*DIRECTION*
Only the number is wanted: how many lines of the data contain "this"?

*ENTRIES*

--

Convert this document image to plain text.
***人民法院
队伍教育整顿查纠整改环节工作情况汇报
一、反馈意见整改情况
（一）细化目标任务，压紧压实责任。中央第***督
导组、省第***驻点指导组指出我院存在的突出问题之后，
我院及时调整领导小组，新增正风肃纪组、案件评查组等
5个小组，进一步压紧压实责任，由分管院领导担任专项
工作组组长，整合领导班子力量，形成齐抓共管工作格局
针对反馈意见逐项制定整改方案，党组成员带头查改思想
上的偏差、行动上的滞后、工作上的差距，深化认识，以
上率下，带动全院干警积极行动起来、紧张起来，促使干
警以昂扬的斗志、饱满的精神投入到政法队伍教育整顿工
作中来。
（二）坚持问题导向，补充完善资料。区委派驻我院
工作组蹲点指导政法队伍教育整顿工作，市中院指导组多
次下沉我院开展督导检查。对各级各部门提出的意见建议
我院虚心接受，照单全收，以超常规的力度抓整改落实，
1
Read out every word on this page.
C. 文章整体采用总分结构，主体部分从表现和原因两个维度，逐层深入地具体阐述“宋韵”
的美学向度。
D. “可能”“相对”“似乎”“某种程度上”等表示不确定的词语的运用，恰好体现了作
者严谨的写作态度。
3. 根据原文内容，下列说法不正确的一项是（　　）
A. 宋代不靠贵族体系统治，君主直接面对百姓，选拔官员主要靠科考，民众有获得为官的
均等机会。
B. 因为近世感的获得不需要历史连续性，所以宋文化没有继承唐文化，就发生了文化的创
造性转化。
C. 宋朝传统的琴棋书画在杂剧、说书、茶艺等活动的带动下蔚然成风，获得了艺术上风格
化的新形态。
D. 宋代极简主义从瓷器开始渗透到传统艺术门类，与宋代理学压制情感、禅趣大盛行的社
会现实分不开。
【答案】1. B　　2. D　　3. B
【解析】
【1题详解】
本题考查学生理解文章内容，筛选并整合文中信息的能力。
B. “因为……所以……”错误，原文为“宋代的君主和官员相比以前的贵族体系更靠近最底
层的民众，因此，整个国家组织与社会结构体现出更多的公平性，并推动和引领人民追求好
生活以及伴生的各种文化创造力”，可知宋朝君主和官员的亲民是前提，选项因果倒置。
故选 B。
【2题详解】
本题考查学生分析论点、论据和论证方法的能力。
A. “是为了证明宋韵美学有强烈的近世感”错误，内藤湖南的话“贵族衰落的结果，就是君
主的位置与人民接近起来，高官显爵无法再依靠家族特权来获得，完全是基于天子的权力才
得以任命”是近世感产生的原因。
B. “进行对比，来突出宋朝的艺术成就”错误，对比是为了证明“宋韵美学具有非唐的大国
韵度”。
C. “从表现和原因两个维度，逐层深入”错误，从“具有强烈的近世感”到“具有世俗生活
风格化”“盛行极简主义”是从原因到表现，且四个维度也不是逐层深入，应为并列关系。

--

*RESULT OF THE EXERCISE*
2